** Start Data for this exercise **

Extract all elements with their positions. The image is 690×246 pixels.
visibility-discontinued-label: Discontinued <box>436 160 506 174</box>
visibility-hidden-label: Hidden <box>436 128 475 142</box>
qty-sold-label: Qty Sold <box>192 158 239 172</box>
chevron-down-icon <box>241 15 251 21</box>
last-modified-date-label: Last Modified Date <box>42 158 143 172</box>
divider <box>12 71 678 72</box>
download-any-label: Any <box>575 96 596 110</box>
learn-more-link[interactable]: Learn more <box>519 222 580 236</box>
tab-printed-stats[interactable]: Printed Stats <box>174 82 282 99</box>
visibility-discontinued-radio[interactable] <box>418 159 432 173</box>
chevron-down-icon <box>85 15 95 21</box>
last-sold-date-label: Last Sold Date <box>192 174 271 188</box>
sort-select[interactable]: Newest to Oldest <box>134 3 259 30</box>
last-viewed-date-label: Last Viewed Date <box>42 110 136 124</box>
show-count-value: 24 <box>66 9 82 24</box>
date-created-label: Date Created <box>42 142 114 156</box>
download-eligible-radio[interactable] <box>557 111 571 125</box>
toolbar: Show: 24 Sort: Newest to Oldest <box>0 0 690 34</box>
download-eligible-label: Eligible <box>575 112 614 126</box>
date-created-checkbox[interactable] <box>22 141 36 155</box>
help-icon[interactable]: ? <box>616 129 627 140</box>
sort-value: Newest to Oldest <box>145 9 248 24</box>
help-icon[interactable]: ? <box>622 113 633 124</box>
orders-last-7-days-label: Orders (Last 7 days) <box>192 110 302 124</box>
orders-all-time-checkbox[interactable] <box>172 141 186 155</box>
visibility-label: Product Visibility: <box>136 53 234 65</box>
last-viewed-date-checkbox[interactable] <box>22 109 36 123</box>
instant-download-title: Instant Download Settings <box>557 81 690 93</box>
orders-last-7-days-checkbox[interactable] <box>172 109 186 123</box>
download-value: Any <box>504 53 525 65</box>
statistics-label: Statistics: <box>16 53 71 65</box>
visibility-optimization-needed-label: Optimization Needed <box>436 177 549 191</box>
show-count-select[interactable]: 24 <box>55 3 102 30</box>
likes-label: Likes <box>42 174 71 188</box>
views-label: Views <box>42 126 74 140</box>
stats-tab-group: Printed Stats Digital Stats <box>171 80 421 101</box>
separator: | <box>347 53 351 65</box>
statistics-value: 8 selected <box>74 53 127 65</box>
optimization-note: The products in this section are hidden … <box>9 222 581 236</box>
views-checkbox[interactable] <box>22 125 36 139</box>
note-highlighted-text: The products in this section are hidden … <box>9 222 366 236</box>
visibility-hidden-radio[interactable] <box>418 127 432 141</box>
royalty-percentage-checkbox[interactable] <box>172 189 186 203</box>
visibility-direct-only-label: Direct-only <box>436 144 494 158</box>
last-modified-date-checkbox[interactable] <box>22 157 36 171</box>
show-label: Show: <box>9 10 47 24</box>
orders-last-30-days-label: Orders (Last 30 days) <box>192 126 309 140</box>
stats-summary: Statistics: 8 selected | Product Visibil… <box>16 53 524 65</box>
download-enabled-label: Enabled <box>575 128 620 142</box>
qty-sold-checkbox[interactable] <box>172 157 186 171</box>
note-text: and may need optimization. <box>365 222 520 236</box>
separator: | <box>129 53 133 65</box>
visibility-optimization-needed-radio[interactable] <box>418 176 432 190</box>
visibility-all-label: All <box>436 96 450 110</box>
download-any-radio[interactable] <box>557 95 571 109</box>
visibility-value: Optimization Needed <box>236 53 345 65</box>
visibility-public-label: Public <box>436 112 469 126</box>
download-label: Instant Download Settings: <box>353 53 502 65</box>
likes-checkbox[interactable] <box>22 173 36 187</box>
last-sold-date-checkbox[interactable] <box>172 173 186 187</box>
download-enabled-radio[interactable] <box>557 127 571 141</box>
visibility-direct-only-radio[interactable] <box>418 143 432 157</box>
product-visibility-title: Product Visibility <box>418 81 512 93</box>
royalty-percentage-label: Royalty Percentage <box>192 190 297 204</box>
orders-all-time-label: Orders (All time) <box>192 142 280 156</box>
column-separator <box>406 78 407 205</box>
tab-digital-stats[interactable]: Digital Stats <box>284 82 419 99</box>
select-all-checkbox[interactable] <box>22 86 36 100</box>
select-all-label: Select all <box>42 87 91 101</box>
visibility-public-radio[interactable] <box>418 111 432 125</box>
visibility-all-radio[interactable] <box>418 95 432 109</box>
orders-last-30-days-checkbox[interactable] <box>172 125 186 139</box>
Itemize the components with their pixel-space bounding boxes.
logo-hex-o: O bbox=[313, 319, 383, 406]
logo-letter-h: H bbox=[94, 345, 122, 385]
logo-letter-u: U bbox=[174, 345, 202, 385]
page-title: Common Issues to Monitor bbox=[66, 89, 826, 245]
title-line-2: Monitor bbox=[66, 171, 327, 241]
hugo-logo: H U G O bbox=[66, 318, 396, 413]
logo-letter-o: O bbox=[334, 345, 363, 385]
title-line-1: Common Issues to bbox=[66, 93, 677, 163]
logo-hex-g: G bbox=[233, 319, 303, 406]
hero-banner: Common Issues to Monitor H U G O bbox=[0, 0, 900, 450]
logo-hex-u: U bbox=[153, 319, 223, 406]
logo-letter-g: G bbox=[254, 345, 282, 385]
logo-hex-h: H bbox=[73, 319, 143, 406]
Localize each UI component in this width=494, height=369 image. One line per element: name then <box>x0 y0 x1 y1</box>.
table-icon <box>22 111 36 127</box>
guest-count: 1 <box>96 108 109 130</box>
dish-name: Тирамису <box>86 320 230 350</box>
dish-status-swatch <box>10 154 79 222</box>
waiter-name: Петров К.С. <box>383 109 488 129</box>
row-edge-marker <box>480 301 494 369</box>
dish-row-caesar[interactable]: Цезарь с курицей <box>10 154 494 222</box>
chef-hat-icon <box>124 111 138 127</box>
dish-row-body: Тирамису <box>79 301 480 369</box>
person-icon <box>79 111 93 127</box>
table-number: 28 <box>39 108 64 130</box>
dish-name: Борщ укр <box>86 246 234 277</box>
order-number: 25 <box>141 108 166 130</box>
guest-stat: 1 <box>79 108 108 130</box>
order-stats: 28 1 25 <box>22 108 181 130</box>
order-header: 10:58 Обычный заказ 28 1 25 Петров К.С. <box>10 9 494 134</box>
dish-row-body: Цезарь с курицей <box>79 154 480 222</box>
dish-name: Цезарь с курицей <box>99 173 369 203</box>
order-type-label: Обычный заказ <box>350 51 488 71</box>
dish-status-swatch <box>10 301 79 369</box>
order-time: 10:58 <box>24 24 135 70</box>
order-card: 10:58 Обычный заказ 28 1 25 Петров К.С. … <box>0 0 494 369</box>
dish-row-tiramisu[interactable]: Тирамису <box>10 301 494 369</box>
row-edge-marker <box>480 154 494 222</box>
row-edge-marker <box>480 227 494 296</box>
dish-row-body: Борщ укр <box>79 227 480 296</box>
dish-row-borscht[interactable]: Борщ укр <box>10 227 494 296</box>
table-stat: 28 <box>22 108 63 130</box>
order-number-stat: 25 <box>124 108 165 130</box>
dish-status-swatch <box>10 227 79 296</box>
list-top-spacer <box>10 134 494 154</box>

** End Data for this exercise **

» **Written exercise**: Pull out every line from the rows above that contains the string "Instant".

» **Correct result**:
instant-download-title: Instant Download Settings <box>557 81 690 93</box>
download-label: Instant Download Settings: <box>353 53 502 65</box>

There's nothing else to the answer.